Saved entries

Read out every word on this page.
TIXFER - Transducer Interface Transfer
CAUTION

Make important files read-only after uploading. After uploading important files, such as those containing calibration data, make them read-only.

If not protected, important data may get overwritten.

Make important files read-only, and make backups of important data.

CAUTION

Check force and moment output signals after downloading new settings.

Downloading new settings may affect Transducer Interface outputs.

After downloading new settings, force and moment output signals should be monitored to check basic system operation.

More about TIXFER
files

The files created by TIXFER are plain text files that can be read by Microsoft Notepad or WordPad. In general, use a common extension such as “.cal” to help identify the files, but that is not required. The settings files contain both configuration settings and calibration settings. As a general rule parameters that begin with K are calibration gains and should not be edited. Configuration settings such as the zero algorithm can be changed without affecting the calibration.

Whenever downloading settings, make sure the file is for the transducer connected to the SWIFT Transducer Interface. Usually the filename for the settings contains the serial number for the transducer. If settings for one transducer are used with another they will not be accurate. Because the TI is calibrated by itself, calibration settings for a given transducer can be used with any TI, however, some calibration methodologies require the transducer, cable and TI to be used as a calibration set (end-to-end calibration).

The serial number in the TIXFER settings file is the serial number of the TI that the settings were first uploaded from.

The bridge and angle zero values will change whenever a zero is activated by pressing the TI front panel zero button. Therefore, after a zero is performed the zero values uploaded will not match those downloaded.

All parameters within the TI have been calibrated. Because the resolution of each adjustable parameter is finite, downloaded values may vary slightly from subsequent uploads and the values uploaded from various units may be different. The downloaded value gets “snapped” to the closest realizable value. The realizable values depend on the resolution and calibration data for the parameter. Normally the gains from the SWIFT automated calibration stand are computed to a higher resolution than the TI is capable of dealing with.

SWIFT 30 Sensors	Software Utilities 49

● YOUR INSTRUCTIONS: Copy every line of the records above that holds the word "only".

● FULL SOLUTION:
Make important files read-only after uploading. After uploading important files, such as those containing calibration data, make them read-only.
Make important files read-only, and make backups of important data.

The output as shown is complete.